▶ [AIM OF THE TASK]:
Report how many lines in the records below contain the word "SimplifiedLOF". Give only the number.

-- begin --

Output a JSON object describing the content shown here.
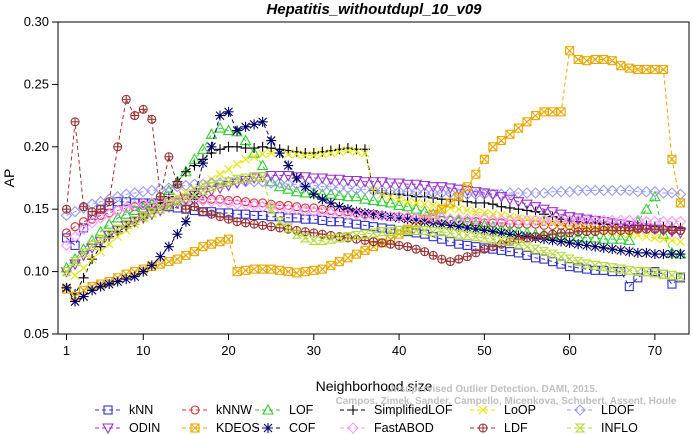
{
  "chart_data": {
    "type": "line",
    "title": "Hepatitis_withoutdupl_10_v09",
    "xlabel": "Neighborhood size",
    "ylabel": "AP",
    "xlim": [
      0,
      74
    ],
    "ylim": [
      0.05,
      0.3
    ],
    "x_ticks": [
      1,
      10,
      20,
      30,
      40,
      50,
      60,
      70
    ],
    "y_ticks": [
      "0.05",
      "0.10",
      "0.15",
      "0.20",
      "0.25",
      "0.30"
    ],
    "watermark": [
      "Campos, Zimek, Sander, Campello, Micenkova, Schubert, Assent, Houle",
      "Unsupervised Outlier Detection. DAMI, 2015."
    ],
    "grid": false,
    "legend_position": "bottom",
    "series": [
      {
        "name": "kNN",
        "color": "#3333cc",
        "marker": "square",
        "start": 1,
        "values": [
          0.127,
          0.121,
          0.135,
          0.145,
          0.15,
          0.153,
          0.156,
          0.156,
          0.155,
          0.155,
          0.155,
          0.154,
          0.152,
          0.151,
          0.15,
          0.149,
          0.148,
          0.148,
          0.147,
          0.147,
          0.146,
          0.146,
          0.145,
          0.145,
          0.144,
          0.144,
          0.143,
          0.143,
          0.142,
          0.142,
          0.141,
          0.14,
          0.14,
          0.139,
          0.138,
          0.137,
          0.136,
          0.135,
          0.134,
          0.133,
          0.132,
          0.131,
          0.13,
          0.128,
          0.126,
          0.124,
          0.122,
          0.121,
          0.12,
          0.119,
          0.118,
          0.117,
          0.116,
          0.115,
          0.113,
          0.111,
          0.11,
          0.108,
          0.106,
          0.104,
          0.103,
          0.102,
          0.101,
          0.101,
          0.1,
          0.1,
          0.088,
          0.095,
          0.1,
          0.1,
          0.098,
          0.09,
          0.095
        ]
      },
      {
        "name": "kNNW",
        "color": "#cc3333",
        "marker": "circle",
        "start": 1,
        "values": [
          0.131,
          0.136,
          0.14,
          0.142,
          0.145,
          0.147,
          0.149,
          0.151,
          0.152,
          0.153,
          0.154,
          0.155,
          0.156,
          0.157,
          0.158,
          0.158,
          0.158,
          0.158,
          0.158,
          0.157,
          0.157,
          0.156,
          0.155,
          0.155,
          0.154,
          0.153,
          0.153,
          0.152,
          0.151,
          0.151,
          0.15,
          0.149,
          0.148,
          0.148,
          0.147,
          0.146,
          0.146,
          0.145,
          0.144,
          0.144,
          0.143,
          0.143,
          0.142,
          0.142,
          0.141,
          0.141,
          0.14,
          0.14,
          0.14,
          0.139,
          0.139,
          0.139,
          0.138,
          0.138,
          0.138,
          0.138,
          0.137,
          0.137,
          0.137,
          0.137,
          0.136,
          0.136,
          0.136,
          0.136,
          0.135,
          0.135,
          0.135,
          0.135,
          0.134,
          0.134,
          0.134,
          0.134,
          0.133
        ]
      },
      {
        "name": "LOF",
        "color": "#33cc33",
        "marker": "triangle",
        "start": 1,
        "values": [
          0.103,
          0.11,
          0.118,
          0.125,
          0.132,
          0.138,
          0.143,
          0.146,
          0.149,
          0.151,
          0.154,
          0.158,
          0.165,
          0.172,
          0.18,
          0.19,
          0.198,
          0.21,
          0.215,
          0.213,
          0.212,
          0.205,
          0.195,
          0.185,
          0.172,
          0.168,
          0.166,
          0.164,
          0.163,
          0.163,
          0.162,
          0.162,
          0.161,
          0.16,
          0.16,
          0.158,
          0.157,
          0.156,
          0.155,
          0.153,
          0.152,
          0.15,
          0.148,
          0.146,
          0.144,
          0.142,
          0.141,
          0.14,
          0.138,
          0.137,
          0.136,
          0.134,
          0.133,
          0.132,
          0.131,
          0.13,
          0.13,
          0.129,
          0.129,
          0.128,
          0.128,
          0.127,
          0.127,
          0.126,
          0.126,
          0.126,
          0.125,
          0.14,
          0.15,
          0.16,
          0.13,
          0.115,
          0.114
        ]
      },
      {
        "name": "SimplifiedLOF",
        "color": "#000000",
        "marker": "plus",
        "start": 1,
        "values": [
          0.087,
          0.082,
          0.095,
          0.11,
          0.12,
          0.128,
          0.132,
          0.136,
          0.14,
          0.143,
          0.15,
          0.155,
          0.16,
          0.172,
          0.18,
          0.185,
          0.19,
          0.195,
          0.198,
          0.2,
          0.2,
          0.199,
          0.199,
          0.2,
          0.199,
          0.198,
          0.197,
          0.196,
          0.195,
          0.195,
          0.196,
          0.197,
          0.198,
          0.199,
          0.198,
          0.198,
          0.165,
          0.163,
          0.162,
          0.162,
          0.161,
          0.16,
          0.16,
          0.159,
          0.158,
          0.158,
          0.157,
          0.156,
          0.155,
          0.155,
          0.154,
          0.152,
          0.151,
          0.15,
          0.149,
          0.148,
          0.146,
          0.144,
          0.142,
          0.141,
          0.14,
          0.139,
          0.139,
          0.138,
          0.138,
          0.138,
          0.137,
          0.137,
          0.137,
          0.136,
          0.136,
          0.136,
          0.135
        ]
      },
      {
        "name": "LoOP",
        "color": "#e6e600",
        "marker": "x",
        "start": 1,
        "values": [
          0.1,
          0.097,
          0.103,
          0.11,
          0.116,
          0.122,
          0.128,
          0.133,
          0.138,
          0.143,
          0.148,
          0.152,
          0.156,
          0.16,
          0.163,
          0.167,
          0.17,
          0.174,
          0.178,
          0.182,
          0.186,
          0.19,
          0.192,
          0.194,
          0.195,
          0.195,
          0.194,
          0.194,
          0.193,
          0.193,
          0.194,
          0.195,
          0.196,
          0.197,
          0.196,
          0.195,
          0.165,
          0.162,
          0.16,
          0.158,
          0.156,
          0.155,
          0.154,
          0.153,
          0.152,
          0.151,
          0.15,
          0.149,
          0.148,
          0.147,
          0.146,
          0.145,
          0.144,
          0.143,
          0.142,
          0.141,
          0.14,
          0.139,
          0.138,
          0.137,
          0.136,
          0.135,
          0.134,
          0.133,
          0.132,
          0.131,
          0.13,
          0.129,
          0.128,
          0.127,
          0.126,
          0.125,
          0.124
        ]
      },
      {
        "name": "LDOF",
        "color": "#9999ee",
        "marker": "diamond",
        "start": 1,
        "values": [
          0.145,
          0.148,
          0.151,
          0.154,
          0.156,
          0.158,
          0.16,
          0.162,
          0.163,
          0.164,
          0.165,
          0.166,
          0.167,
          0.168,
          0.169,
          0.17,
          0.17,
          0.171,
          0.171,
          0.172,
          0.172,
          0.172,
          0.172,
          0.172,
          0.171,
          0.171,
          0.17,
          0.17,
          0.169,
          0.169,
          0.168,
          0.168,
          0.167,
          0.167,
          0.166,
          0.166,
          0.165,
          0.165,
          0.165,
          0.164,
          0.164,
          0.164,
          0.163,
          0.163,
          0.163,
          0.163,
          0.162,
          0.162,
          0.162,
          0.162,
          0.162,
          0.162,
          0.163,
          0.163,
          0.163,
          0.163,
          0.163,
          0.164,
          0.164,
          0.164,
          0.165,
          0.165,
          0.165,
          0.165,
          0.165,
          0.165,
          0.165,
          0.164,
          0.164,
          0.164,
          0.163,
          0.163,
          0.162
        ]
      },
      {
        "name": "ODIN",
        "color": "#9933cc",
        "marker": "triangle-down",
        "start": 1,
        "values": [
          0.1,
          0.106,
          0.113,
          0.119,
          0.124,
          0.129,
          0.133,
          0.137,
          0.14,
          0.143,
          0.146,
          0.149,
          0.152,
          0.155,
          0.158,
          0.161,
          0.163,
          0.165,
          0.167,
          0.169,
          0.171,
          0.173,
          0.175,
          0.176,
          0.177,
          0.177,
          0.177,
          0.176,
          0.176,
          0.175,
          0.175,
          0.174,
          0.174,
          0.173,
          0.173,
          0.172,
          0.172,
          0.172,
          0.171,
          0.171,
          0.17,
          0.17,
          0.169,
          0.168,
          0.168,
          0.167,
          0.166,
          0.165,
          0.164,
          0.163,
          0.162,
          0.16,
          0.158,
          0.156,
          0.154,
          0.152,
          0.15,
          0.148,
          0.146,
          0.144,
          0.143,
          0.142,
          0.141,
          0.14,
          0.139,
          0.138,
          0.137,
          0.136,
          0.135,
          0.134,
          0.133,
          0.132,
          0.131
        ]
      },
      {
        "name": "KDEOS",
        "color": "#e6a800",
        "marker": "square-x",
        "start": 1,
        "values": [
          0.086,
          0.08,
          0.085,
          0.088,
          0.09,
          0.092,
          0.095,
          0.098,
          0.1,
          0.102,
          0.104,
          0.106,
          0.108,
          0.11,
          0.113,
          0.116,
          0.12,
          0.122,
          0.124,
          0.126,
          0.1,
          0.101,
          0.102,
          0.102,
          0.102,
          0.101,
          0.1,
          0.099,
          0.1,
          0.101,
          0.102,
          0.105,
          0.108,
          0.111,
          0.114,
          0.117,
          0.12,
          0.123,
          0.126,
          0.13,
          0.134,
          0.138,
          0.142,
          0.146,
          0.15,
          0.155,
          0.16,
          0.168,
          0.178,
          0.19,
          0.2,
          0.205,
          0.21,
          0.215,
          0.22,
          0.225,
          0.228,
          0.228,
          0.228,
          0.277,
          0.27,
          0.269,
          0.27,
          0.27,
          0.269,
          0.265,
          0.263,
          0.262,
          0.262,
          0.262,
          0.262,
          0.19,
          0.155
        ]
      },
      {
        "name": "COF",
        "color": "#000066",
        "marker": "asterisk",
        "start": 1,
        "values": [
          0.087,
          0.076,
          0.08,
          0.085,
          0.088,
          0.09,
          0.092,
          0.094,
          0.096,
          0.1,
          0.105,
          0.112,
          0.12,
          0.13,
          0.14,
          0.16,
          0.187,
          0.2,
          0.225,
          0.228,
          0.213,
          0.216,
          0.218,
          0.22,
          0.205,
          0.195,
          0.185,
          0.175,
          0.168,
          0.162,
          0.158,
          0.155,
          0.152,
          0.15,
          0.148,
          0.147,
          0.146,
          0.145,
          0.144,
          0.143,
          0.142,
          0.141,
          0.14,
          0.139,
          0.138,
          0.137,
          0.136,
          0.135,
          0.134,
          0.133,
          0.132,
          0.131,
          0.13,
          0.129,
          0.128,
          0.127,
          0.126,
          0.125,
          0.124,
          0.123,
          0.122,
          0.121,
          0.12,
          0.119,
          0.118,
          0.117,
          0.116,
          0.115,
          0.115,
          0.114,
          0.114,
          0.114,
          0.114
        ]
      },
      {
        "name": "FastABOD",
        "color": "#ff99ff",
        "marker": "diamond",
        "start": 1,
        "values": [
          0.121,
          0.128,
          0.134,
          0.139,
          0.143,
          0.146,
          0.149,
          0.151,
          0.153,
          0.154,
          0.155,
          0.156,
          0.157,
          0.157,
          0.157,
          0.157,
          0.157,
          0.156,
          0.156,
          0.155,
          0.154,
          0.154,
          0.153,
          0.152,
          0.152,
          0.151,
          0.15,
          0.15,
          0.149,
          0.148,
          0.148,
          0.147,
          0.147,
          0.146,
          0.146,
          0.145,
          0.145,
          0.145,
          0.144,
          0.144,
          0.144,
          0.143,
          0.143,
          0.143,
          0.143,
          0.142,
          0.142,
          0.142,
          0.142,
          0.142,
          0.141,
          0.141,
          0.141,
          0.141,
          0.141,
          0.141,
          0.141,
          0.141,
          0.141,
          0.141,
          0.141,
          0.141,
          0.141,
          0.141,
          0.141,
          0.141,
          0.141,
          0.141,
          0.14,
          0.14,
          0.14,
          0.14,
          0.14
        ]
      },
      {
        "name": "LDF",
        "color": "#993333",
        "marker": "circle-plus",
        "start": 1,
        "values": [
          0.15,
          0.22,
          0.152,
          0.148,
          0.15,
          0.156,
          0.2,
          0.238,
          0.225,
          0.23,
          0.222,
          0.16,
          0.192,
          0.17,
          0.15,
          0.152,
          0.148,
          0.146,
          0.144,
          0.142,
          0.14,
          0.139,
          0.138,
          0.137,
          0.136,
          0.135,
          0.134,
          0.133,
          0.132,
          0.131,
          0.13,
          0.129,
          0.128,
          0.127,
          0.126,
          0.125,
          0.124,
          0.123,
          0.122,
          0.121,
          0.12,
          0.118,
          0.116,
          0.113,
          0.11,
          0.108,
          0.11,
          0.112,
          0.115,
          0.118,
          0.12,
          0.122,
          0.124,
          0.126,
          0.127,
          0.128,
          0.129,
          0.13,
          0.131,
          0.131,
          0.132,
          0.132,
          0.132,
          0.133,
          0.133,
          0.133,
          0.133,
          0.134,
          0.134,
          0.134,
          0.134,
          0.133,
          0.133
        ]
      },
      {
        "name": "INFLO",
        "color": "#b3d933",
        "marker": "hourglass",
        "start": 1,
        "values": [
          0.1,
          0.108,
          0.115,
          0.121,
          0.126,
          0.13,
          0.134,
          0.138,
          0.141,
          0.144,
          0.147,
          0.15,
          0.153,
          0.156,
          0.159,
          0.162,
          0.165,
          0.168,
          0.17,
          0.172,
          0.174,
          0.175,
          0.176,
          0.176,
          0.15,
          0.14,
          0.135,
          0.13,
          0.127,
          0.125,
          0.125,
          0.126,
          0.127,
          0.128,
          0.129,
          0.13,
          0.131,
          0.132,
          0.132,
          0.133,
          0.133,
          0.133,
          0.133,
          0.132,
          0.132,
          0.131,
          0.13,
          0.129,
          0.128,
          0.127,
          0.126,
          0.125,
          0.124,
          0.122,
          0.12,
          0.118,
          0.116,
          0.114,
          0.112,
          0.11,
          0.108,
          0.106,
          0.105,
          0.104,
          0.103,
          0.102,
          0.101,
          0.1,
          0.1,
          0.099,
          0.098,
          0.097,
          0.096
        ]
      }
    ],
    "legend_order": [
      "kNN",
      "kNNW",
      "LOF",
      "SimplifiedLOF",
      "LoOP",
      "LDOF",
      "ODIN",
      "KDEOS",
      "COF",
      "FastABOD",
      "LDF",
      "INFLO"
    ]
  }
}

-- end --
-- begin --

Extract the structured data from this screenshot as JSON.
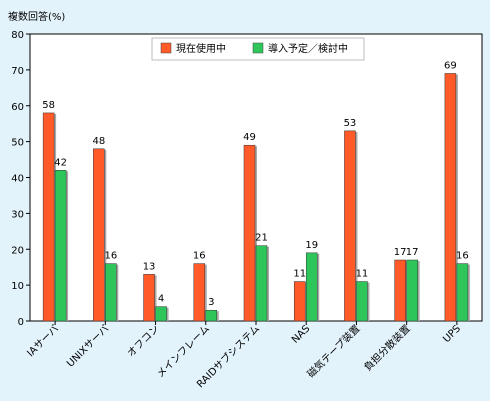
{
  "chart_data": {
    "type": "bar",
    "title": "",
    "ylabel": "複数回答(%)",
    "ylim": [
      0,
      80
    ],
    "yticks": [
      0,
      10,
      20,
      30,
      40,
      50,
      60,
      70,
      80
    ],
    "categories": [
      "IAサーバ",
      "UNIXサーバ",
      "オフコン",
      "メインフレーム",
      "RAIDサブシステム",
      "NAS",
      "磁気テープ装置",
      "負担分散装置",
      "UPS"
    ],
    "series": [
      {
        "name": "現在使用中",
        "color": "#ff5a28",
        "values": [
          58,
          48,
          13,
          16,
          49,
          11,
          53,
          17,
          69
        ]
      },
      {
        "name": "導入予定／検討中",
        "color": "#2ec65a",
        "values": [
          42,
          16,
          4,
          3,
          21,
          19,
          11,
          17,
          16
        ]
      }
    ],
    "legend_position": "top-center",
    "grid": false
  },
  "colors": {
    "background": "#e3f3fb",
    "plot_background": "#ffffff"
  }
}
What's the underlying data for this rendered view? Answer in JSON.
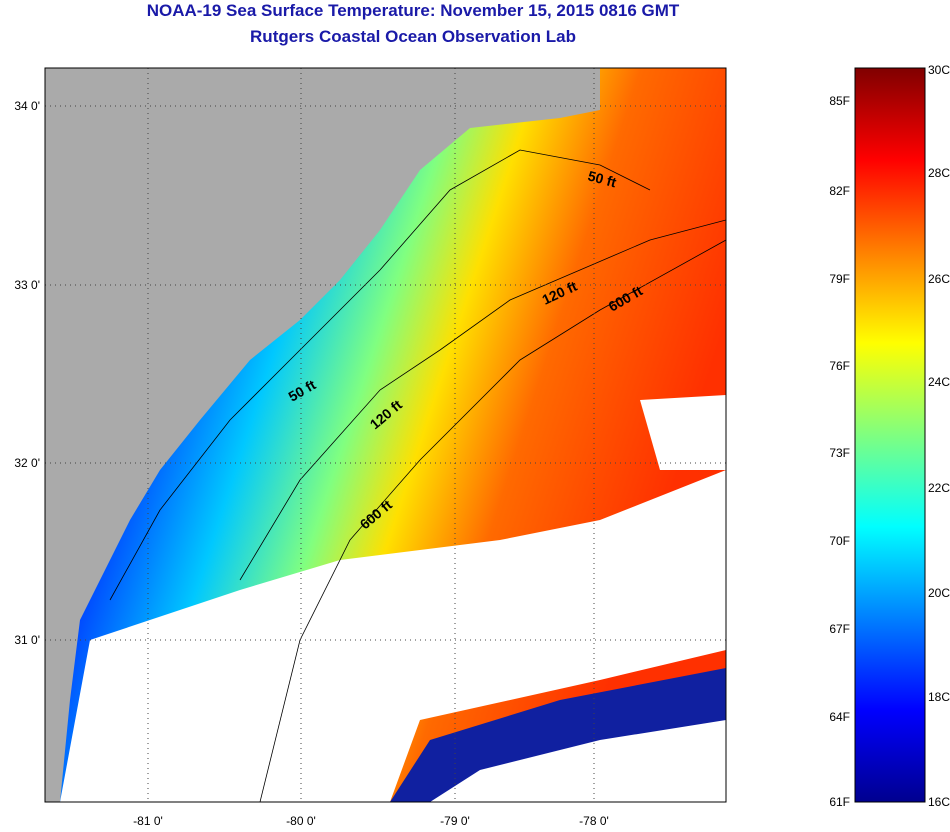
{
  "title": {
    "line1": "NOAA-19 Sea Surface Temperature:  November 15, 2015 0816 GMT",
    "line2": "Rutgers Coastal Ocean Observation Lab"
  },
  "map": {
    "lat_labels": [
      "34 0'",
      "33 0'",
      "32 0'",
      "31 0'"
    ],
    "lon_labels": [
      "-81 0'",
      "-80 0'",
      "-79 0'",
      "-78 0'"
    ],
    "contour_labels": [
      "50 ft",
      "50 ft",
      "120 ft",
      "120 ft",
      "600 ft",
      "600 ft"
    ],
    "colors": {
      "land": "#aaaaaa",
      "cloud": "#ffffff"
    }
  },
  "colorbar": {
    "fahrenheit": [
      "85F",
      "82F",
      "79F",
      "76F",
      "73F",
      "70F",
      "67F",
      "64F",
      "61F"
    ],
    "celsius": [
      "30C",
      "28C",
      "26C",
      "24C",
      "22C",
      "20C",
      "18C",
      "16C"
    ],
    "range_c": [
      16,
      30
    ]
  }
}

-- end --

▶ [THE RESULT]:
2